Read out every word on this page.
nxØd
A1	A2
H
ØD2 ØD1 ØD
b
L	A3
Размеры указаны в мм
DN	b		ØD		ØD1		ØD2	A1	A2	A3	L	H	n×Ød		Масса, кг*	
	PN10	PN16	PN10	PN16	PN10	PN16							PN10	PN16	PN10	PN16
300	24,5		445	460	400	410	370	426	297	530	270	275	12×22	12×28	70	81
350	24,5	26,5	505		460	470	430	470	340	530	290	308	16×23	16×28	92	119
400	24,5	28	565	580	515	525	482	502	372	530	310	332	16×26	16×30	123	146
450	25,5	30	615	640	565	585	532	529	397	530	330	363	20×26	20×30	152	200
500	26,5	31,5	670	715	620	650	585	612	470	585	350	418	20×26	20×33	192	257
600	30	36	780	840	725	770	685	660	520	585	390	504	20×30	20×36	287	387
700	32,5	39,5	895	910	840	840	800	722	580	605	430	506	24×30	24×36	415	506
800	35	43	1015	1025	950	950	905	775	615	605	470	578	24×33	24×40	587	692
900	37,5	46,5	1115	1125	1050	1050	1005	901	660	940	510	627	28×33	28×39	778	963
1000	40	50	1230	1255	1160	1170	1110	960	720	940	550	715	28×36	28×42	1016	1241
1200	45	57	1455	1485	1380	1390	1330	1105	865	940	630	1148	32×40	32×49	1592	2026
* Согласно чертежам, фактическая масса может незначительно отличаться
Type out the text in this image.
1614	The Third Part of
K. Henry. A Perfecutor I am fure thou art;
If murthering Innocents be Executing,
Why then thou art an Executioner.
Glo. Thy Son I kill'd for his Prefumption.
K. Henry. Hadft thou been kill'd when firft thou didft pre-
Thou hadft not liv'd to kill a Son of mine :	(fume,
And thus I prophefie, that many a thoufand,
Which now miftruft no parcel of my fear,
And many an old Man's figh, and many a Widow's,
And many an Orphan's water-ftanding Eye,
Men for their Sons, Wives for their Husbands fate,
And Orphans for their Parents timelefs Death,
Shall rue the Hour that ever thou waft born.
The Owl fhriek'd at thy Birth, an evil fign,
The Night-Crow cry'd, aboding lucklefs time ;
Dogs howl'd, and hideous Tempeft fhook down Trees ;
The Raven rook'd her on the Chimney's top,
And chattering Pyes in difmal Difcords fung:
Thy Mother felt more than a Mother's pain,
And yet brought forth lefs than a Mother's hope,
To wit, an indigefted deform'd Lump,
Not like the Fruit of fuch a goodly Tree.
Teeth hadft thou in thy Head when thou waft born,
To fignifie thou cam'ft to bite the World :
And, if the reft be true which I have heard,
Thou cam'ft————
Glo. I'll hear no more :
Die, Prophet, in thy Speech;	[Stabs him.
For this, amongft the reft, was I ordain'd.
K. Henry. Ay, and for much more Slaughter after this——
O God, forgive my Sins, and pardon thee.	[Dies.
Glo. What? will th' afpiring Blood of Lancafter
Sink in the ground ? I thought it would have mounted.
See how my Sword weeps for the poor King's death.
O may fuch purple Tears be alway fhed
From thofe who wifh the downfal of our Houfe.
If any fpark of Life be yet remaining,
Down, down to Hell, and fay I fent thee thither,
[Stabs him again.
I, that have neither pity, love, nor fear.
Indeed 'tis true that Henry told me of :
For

* * *

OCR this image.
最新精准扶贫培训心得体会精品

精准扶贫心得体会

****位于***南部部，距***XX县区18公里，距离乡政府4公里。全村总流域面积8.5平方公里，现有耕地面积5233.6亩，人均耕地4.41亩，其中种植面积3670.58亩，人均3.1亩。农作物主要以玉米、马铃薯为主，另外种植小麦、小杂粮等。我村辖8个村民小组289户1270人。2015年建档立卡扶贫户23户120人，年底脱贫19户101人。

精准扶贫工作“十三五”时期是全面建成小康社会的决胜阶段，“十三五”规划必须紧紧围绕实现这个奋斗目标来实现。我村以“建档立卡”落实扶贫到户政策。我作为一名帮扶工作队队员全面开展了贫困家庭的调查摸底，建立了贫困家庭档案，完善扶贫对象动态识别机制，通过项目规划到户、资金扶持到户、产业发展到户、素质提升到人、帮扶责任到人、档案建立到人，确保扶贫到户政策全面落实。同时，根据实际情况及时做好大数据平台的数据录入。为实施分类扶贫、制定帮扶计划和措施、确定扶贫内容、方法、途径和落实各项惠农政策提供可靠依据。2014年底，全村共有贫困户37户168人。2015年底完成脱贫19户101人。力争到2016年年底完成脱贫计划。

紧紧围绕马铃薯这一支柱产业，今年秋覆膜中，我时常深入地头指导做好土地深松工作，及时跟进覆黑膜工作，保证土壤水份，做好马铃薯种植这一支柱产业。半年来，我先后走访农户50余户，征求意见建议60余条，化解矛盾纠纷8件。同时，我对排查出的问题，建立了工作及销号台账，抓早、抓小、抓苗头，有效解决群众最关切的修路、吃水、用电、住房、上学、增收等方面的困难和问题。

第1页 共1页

* * *

Which lines hold the string "this"? List them all.

* Solved problem *
Read out every word on this page.
Type out the text in this image.
For this, amongft the reft, was I ordain'd.
K. Henry. Ay, and for much more Slaughter after this——
OCR this image.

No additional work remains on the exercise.